PROBLEM >> Copy exactly the lines of the records below, starting at the line that contains "What's the underlying" and continuing through the last line, both included; omit any pictures.
>> start
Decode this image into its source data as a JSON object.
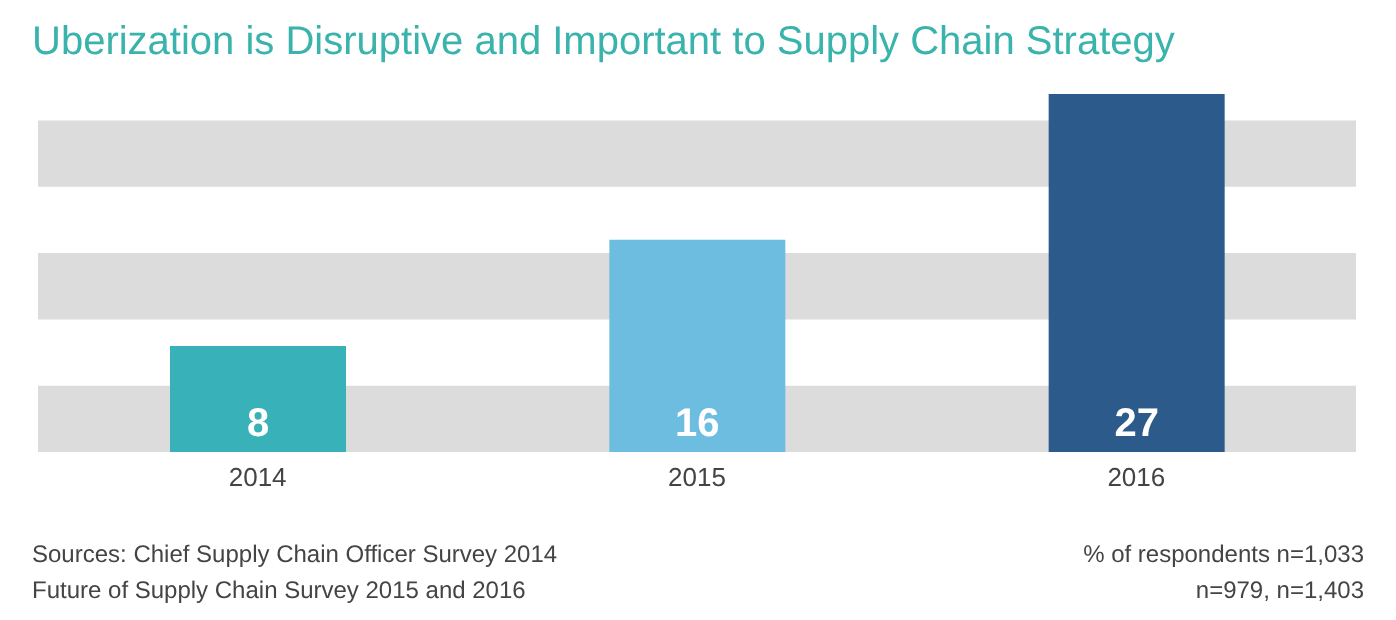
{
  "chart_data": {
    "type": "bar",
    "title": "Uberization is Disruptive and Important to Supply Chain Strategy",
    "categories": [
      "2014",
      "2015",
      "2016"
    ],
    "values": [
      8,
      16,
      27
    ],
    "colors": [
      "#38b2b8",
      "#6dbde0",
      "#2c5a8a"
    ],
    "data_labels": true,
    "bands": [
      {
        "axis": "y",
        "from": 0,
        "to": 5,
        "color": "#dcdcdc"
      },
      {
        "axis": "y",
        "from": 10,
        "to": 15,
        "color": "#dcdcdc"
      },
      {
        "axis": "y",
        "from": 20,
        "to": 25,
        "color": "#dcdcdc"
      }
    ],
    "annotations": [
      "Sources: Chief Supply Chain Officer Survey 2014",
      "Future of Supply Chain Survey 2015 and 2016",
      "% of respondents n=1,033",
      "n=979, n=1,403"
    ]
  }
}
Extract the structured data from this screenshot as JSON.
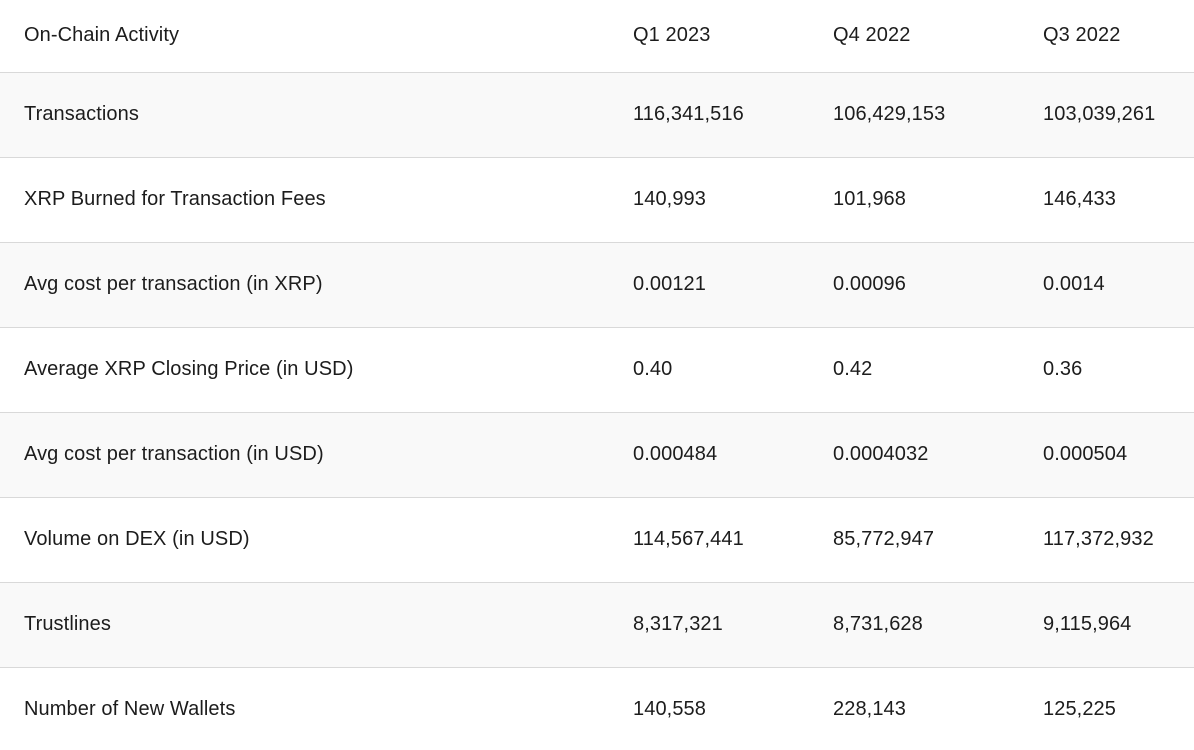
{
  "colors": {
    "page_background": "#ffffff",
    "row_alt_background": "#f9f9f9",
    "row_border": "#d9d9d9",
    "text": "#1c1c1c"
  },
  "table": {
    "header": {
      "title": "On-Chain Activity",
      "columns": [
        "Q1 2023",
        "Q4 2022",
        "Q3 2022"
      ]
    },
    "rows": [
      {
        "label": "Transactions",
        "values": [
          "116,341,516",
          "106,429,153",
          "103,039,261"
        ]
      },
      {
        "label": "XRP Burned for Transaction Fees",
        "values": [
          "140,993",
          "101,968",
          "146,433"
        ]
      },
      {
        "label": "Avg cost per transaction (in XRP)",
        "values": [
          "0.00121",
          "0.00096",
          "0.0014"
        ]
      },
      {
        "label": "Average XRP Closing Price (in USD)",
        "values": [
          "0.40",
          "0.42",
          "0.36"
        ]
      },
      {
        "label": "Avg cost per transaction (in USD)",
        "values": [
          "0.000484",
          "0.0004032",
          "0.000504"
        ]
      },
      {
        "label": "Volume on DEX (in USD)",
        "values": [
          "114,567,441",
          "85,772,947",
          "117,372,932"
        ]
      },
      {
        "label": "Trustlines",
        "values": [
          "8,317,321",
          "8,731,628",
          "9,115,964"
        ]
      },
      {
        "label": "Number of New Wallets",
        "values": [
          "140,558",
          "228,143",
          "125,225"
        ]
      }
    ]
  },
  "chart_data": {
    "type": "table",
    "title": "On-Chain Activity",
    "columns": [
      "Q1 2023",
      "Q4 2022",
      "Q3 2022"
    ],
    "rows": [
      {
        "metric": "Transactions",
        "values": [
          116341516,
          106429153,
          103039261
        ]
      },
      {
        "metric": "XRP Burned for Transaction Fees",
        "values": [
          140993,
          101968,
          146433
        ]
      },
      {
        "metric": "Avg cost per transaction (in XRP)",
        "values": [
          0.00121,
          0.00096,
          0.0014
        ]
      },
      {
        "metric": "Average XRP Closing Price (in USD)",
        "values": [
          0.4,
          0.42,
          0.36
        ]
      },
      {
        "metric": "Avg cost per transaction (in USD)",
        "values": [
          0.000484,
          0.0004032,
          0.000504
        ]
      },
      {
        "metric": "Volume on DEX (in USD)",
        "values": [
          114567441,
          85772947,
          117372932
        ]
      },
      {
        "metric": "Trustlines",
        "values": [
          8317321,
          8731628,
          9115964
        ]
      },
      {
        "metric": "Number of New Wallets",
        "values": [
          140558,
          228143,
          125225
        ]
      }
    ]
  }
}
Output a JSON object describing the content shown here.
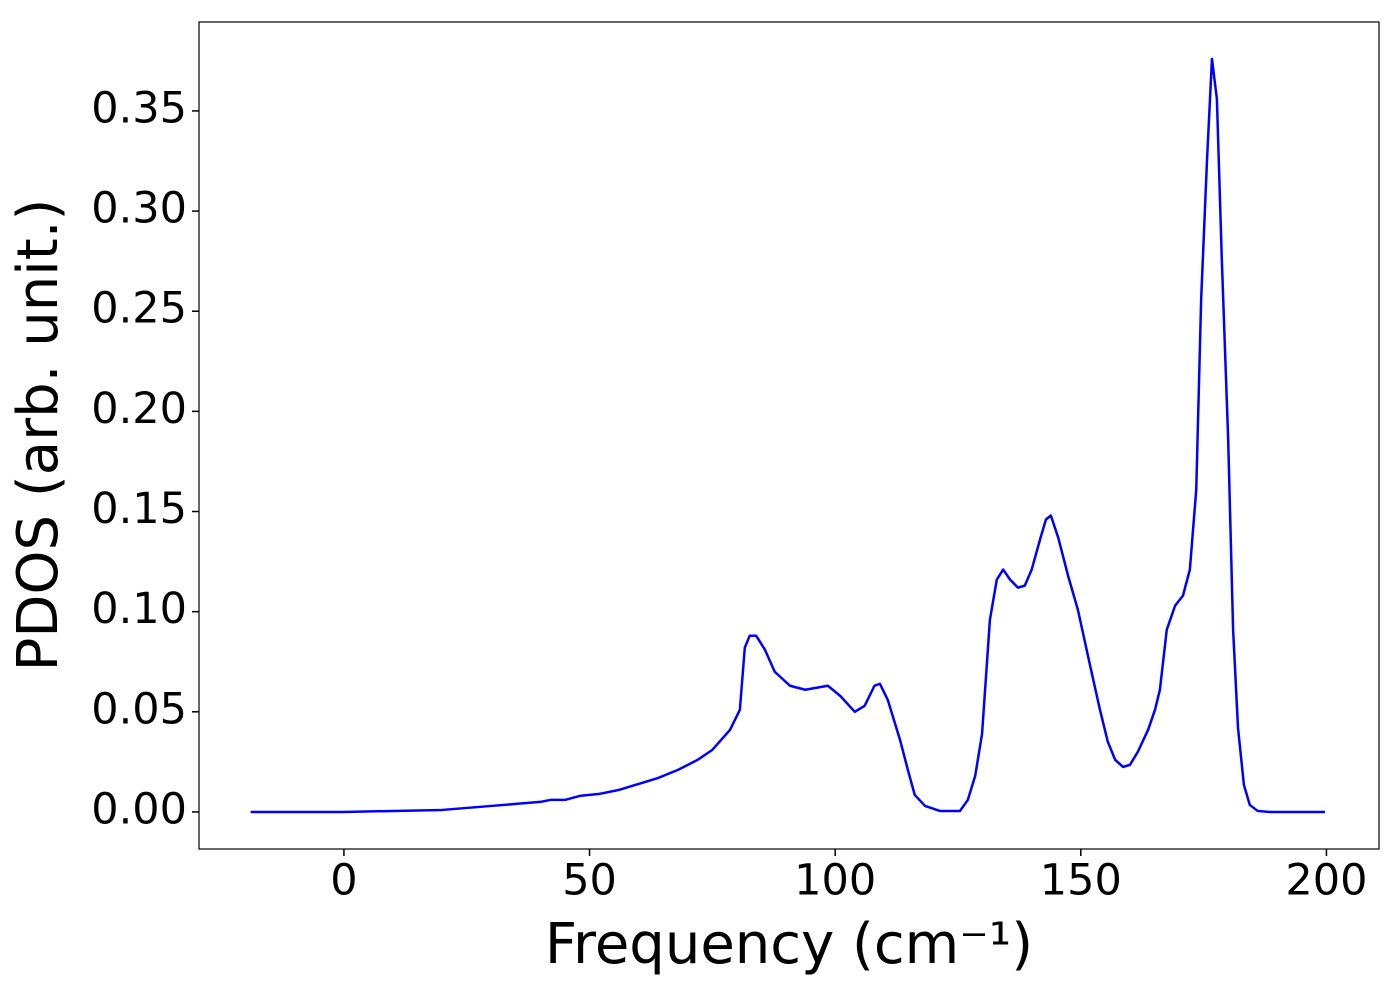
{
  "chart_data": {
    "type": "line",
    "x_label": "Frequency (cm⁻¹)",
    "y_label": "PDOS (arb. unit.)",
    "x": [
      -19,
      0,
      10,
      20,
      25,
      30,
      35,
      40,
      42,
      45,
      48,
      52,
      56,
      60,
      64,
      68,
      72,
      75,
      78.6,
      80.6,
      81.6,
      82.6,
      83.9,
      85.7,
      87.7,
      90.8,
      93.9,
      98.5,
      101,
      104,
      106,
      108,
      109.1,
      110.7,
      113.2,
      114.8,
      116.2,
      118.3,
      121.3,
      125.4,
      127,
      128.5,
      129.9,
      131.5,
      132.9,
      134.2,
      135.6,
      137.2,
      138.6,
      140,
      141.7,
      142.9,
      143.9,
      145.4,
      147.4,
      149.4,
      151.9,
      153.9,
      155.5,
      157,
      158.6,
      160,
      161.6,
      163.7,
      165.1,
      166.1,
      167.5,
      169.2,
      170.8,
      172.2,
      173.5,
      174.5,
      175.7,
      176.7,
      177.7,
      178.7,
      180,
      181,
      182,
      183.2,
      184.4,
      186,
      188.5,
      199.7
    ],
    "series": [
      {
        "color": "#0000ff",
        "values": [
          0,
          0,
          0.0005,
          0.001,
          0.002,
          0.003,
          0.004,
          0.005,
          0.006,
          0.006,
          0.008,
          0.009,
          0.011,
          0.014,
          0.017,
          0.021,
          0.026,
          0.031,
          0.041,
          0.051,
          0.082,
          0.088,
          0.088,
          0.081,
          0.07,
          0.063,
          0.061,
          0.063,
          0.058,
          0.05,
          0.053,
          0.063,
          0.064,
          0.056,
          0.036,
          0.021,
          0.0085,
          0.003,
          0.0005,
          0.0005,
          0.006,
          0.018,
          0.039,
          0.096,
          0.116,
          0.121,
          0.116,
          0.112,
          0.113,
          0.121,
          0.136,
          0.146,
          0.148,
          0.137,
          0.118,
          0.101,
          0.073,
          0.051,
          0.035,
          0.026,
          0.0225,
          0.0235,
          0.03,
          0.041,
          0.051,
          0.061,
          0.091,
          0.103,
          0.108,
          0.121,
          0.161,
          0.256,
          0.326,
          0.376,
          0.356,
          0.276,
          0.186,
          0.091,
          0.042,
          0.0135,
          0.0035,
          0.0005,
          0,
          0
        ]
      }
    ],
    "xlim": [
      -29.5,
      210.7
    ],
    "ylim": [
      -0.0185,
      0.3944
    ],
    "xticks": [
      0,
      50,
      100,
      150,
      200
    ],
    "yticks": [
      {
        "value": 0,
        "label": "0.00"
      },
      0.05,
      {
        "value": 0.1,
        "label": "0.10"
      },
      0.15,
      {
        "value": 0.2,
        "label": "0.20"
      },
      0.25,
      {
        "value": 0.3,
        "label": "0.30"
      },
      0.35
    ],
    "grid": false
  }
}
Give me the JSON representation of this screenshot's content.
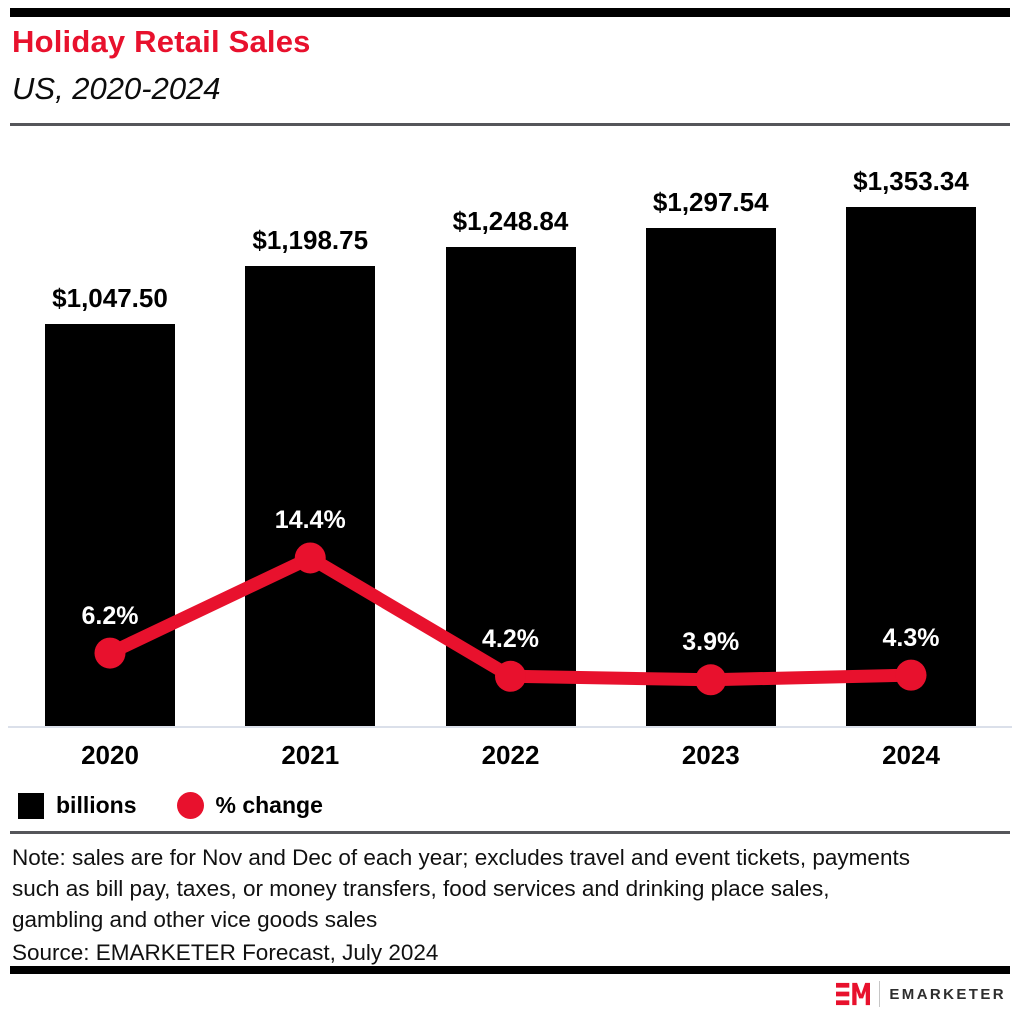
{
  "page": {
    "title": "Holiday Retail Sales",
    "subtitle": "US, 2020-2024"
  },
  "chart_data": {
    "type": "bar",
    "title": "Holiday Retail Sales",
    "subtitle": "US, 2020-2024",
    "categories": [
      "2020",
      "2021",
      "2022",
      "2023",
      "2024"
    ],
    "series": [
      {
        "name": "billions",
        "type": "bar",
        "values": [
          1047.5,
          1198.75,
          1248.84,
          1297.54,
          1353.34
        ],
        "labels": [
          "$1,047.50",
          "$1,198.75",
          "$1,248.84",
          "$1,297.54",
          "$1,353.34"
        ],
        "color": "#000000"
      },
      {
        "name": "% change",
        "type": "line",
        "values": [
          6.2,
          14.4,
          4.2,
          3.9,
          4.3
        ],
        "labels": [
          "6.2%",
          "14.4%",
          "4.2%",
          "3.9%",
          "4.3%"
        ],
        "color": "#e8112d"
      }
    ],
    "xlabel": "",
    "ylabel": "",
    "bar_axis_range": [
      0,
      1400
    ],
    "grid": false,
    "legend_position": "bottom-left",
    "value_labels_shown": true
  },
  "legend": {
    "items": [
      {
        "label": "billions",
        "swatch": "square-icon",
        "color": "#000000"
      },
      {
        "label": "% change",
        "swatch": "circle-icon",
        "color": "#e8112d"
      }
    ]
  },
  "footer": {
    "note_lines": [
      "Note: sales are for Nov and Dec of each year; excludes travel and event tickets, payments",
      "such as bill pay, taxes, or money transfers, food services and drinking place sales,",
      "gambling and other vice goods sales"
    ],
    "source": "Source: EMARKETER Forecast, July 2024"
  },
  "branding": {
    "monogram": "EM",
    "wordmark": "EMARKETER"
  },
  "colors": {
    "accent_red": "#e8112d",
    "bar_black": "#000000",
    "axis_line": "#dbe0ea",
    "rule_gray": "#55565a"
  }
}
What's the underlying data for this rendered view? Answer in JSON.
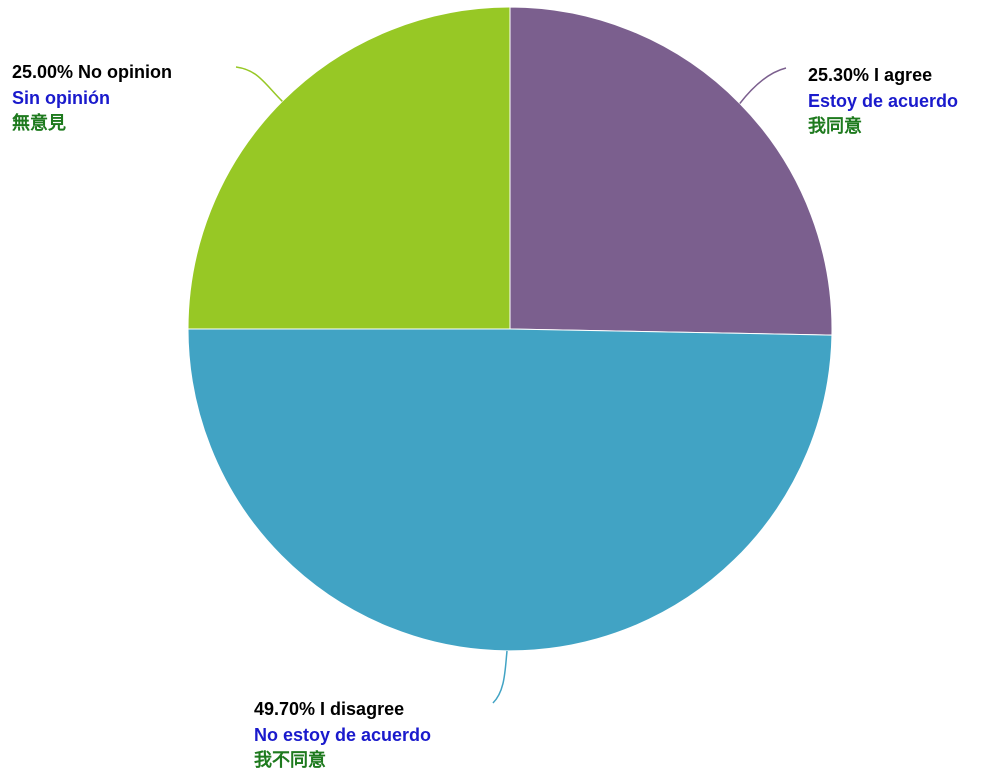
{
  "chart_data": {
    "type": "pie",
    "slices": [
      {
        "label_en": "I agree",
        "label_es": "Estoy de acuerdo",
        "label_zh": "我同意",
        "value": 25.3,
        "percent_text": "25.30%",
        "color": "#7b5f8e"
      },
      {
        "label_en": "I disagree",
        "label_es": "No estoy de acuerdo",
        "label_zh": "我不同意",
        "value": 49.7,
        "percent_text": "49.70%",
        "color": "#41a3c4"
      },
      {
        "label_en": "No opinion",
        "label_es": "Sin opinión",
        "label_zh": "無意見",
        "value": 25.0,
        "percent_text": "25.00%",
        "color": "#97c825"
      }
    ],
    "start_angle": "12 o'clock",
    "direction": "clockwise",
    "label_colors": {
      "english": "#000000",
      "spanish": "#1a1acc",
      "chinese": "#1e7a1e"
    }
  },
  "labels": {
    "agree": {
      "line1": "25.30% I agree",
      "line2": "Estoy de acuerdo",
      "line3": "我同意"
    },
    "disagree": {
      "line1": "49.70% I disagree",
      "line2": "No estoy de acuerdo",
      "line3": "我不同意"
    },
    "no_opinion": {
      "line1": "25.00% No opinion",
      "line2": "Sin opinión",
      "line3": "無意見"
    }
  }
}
>> end
ANSWER TO THIS TASK >>
What's the underlying data for this rendered view? Answer in JSON.
{
  "chart_data": {
    "type": "pie",
    "slices": [
      {
        "label_en": "I agree",
        "label_es": "Estoy de acuerdo",
        "label_zh": "我同意",
        "value": 25.3,
        "percent_text": "25.30%",
        "color": "#7b5f8e"
      },
      {
        "label_en": "I disagree",
        "label_es": "No estoy de acuerdo",
        "label_zh": "我不同意",
        "value": 49.7,
        "percent_text": "49.70%",
        "color": "#41a3c4"
      },
      {
        "label_en": "No opinion",
        "label_es": "Sin opinión",
        "label_zh": "無意見",
        "value": 25.0,
        "percent_text": "25.00%",
        "color": "#97c825"
      }
    ],
    "start_angle": "12 o'clock",
    "direction": "clockwise",
    "label_colors": {
      "english": "#000000",
      "spanish": "#1a1acc",
      "chinese": "#1e7a1e"
    }
  },
  "labels": {
    "agree": {
      "line1": "25.30% I agree",
      "line2": "Estoy de acuerdo",
      "line3": "我同意"
    },
    "disagree": {
      "line1": "49.70% I disagree",
      "line2": "No estoy de acuerdo",
      "line3": "我不同意"
    },
    "no_opinion": {
      "line1": "25.00% No opinion",
      "line2": "Sin opinión",
      "line3": "無意見"
    }
  }
}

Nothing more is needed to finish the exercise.